Figure record extracts:
━━━━━━━━━━

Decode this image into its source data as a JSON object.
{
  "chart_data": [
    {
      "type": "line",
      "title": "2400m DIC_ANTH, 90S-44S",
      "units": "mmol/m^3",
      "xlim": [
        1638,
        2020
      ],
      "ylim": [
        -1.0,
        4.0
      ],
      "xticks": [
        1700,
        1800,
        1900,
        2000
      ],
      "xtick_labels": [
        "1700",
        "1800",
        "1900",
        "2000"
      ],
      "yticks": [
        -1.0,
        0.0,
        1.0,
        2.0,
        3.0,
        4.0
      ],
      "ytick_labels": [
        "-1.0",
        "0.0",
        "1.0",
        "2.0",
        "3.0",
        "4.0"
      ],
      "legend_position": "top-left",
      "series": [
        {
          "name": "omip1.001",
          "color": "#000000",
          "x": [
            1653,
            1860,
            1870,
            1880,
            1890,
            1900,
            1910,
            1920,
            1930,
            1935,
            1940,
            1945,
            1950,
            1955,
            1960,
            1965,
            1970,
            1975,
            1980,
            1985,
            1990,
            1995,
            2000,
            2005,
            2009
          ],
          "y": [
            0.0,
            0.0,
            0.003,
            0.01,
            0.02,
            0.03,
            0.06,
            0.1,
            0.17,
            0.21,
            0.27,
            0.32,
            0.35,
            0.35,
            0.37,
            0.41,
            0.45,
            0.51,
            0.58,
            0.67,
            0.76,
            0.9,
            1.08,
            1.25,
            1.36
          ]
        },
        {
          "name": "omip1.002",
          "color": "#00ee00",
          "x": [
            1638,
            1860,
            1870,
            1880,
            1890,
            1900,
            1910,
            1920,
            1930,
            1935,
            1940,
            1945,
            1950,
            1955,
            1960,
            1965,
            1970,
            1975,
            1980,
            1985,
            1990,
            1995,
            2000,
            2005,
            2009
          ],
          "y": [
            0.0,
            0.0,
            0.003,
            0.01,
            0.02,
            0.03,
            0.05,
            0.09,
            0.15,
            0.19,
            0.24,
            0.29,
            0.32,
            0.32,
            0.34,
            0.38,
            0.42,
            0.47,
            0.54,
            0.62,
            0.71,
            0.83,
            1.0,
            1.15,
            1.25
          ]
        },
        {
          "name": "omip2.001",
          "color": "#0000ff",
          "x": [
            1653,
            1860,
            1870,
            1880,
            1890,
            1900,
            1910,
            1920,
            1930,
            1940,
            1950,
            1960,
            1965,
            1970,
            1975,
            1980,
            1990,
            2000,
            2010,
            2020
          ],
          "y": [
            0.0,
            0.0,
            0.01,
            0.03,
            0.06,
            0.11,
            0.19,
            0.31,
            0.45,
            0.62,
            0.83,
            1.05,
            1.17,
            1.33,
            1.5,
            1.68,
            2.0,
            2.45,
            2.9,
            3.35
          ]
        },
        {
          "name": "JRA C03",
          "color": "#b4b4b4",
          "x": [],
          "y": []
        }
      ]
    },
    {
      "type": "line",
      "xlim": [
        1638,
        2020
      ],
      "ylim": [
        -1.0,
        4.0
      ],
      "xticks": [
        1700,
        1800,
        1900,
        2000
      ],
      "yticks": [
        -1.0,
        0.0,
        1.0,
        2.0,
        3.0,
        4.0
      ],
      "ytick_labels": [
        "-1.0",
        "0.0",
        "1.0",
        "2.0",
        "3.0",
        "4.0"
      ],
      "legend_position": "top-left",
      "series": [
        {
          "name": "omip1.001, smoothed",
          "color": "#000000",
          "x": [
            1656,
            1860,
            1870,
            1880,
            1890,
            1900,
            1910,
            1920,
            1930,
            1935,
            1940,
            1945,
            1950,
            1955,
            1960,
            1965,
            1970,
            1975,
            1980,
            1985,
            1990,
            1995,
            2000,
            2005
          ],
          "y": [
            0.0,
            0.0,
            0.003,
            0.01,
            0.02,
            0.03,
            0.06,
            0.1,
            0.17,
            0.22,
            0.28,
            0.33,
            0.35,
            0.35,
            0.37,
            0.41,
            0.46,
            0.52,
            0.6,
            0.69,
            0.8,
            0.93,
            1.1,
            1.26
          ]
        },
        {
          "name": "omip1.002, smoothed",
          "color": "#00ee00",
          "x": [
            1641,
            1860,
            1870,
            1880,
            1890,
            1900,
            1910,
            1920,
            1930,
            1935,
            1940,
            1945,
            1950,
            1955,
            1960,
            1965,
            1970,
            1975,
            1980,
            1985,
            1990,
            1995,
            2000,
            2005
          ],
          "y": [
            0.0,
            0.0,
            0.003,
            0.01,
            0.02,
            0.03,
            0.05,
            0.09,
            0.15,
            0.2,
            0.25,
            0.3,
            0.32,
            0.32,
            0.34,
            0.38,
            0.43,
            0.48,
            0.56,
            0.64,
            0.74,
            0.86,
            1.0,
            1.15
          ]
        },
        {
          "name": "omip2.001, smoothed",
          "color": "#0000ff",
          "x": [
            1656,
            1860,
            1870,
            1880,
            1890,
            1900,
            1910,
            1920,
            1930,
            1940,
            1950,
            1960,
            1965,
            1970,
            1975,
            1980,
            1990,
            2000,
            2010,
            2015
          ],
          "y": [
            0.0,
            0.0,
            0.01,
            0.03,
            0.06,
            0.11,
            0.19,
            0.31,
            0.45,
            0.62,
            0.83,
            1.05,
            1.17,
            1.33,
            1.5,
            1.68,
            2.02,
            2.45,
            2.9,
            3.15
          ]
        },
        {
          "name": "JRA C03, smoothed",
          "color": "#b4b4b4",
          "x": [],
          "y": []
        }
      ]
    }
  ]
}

━━━━━━━━━━

In the records above, locate the lines holding the word "name". Copy each of them.

> **Reply to the exercise**:
          "name": "omip1.001",
          "name": "omip1.002",
          "name": "omip2.001",
          "name": "JRA C03",
          "name": "omip1.001, smoothed",
          "name": "omip1.002, smoothed",
          "name": "omip2.001, smoothed",
          "name": "JRA C03, smoothed",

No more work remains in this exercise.